--- BEGIN ---

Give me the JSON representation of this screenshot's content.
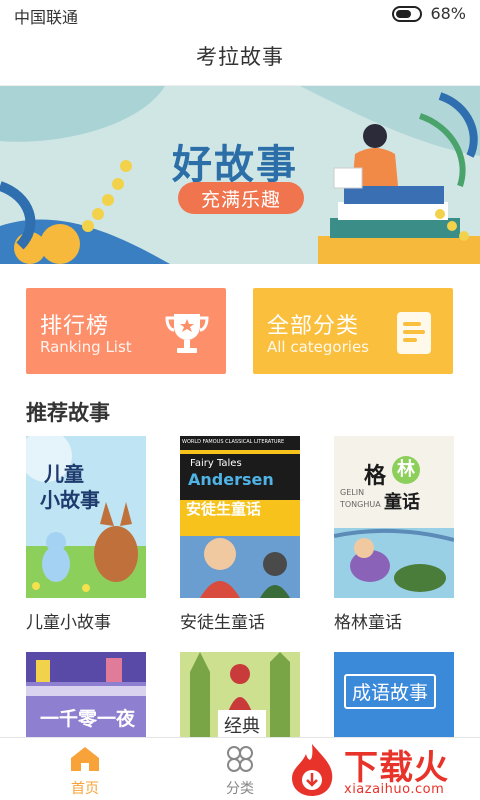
{
  "status": {
    "carrier": "中国联通",
    "battery_text": "68%",
    "battery_level": 0.68
  },
  "header": {
    "title": "考拉故事"
  },
  "banner": {
    "headline": "好故事",
    "pill": "充满乐趣"
  },
  "categories": [
    {
      "cn": "排行榜",
      "en": "Ranking List",
      "color": "#fd8f6a",
      "icon": "trophy-icon"
    },
    {
      "cn": "全部分类",
      "en": "All categories",
      "color": "#fbbf3e",
      "icon": "document-icon"
    }
  ],
  "recommend": {
    "title": "推荐故事",
    "books": [
      {
        "name": "儿童小故事",
        "cover_text": [
          "儿童",
          "小故事"
        ]
      },
      {
        "name": "安徒生童话",
        "cover_text": [
          "Fairy Tales",
          "Andersen",
          "安徒生童话",
          "WORLD FAMOUS CLASSICAL LITERATURE"
        ]
      },
      {
        "name": "格林童话",
        "cover_text": [
          "格",
          "林",
          "童话",
          "GELIN",
          "TONGHUA"
        ]
      }
    ],
    "books_row2": [
      {
        "cover_text": [
          "一千零一夜"
        ]
      },
      {
        "cover_text": [
          "经典"
        ]
      },
      {
        "cover_text": [
          "成语故事"
        ]
      }
    ]
  },
  "tabbar": {
    "home": "首页",
    "category": "分类"
  },
  "watermark": {
    "cn": "下载火",
    "en": "xiazaihuo.com"
  },
  "colors": {
    "accent": "#f7a339",
    "banner_bg": "#cfe6e4",
    "headline": "#2c6fa8",
    "pill": "#f0744e",
    "watermark": "#e8332a"
  }
}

--- END ---

The problem ▸ Transcribe the whole listing exactly. Pictures are excluded.

Complete answer ▸
Give me the JSON representation of this screenshot's content.
{
  "status": {
    "carrier": "中国联通",
    "battery_text": "68%",
    "battery_level": 0.68
  },
  "header": {
    "title": "考拉故事"
  },
  "banner": {
    "headline": "好故事",
    "pill": "充满乐趣"
  },
  "categories": [
    {
      "cn": "排行榜",
      "en": "Ranking List",
      "color": "#fd8f6a",
      "icon": "trophy-icon"
    },
    {
      "cn": "全部分类",
      "en": "All categories",
      "color": "#fbbf3e",
      "icon": "document-icon"
    }
  ],
  "recommend": {
    "title": "推荐故事",
    "books": [
      {
        "name": "儿童小故事",
        "cover_text": [
          "儿童",
          "小故事"
        ]
      },
      {
        "name": "安徒生童话",
        "cover_text": [
          "Fairy Tales",
          "Andersen",
          "安徒生童话",
          "WORLD FAMOUS CLASSICAL LITERATURE"
        ]
      },
      {
        "name": "格林童话",
        "cover_text": [
          "格",
          "林",
          "童话",
          "GELIN",
          "TONGHUA"
        ]
      }
    ],
    "books_row2": [
      {
        "cover_text": [
          "一千零一夜"
        ]
      },
      {
        "cover_text": [
          "经典"
        ]
      },
      {
        "cover_text": [
          "成语故事"
        ]
      }
    ]
  },
  "tabbar": {
    "home": "首页",
    "category": "分类"
  },
  "watermark": {
    "cn": "下载火",
    "en": "xiazaihuo.com"
  },
  "colors": {
    "accent": "#f7a339",
    "banner_bg": "#cfe6e4",
    "headline": "#2c6fa8",
    "pill": "#f0744e",
    "watermark": "#e8332a"
  }
}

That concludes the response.